Request: Count every line that has the word "things". Give the number, without anything more.

━━━

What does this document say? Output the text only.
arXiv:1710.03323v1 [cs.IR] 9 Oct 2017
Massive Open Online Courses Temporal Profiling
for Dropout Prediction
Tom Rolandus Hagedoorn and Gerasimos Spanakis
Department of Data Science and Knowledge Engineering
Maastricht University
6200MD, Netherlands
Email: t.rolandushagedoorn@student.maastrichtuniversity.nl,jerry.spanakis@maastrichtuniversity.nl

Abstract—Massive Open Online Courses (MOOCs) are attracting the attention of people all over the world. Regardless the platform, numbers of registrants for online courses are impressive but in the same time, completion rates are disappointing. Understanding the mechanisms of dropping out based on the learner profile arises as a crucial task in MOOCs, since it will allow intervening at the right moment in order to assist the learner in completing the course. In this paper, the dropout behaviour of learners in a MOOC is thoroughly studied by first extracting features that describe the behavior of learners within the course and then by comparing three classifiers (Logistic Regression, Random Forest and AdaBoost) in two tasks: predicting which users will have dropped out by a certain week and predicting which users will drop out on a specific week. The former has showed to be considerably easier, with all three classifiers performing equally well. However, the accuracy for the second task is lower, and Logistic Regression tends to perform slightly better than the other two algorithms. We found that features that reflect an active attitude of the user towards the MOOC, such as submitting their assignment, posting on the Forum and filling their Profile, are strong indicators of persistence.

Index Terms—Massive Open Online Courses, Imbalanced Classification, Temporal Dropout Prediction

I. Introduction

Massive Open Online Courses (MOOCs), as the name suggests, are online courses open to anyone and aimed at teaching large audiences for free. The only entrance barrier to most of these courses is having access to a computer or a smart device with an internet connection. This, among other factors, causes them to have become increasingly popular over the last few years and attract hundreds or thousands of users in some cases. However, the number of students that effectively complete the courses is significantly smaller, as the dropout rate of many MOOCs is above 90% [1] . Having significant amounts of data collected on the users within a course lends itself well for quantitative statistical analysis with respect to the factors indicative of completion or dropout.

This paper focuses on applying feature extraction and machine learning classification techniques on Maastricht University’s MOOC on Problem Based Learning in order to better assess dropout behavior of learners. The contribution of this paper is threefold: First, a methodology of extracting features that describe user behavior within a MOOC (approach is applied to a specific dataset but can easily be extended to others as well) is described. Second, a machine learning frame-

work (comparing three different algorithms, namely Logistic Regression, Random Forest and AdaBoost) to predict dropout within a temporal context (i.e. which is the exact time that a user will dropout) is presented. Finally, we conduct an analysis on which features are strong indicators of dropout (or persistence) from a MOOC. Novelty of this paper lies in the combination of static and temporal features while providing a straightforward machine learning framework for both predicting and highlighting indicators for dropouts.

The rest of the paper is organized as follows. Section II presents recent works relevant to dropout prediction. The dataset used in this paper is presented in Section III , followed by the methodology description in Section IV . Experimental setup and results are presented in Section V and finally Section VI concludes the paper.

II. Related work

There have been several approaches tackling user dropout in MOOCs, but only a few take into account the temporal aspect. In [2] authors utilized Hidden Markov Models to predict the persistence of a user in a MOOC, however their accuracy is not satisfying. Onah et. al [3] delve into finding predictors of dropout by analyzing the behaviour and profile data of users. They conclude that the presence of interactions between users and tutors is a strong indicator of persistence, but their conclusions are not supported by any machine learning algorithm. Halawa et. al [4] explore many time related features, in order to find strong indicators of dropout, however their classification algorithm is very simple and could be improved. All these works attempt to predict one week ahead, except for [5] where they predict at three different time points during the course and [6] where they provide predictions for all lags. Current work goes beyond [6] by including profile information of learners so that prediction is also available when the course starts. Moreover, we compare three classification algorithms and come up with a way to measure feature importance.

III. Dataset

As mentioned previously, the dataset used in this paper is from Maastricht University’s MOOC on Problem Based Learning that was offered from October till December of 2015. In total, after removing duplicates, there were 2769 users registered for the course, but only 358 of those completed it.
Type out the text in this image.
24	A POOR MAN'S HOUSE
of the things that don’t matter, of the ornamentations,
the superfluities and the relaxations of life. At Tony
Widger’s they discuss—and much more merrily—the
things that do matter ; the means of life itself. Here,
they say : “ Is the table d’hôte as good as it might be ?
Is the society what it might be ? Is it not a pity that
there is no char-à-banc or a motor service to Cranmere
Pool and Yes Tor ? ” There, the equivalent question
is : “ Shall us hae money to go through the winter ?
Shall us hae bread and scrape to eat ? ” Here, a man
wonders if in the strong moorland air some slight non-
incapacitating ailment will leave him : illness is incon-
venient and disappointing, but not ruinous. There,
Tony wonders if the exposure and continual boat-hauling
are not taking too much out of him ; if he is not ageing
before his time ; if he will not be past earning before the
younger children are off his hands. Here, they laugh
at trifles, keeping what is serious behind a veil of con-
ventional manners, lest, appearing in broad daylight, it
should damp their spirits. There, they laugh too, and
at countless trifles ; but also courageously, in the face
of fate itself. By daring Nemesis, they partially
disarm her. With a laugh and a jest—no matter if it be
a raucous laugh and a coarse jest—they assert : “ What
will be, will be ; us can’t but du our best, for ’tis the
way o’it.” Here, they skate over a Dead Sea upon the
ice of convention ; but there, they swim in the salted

━━━

Task result: 2